(begin)

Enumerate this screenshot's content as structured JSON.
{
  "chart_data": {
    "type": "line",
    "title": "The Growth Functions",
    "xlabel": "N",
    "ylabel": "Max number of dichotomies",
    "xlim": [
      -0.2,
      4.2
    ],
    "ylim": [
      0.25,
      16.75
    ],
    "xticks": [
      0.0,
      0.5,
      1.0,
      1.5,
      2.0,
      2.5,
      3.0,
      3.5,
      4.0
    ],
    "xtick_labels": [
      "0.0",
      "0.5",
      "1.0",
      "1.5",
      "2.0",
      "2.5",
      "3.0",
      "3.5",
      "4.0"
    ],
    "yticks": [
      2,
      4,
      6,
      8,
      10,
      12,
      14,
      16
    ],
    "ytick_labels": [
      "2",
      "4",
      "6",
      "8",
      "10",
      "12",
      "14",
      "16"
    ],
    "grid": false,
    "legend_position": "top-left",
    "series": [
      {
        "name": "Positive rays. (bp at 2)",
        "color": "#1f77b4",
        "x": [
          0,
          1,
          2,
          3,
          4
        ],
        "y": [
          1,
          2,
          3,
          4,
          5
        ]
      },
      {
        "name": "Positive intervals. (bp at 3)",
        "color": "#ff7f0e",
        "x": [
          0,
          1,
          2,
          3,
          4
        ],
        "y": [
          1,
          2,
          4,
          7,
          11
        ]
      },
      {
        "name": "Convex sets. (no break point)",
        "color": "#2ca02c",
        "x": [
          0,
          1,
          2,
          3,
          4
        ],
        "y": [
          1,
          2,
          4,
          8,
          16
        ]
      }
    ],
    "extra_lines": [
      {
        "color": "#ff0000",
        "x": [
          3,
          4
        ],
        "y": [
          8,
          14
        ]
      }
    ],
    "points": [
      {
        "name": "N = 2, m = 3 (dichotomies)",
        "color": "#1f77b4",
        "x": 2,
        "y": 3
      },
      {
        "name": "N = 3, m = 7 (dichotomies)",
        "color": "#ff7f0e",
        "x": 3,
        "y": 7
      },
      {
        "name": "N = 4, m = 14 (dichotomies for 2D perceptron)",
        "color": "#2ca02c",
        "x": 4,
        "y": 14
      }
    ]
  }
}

(end)

» WHAT THE TASK REQUIRES:
Return all the data above once more, precisely as given.

» WRITTEN ANSWER:
Enumerate this screenshot's content as structured JSON.
{
  "chart_data": {
    "type": "line",
    "title": "The Growth Functions",
    "xlabel": "N",
    "ylabel": "Max number of dichotomies",
    "xlim": [
      -0.2,
      4.2
    ],
    "ylim": [
      0.25,
      16.75
    ],
    "xticks": [
      0.0,
      0.5,
      1.0,
      1.5,
      2.0,
      2.5,
      3.0,
      3.5,
      4.0
    ],
    "xtick_labels": [
      "0.0",
      "0.5",
      "1.0",
      "1.5",
      "2.0",
      "2.5",
      "3.0",
      "3.5",
      "4.0"
    ],
    "yticks": [
      2,
      4,
      6,
      8,
      10,
      12,
      14,
      16
    ],
    "ytick_labels": [
      "2",
      "4",
      "6",
      "8",
      "10",
      "12",
      "14",
      "16"
    ],
    "grid": false,
    "legend_position": "top-left",
    "series": [
      {
        "name": "Positive rays. (bp at 2)",
        "color": "#1f77b4",
        "x": [
          0,
          1,
          2,
          3,
          4
        ],
        "y": [
          1,
          2,
          3,
          4,
          5
        ]
      },
      {
        "name": "Positive intervals. (bp at 3)",
        "color": "#ff7f0e",
        "x": [
          0,
          1,
          2,
          3,
          4
        ],
        "y": [
          1,
          2,
          4,
          7,
          11
        ]
      },
      {
        "name": "Convex sets. (no break point)",
        "color": "#2ca02c",
        "x": [
          0,
          1,
          2,
          3,
          4
        ],
        "y": [
          1,
          2,
          4,
          8,
          16
        ]
      }
    ],
    "extra_lines": [
      {
        "color": "#ff0000",
        "x": [
          3,
          4
        ],
        "y": [
          8,
          14
        ]
      }
    ],
    "points": [
      {
        "name": "N = 2, m = 3 (dichotomies)",
        "color": "#1f77b4",
        "x": 2,
        "y": 3
      },
      {
        "name": "N = 3, m = 7 (dichotomies)",
        "color": "#ff7f0e",
        "x": 3,
        "y": 7
      },
      {
        "name": "N = 4, m = 14 (dichotomies for 2D perceptron)",
        "color": "#2ca02c",
        "x": 4,
        "y": 14
      }
    ]
  }
}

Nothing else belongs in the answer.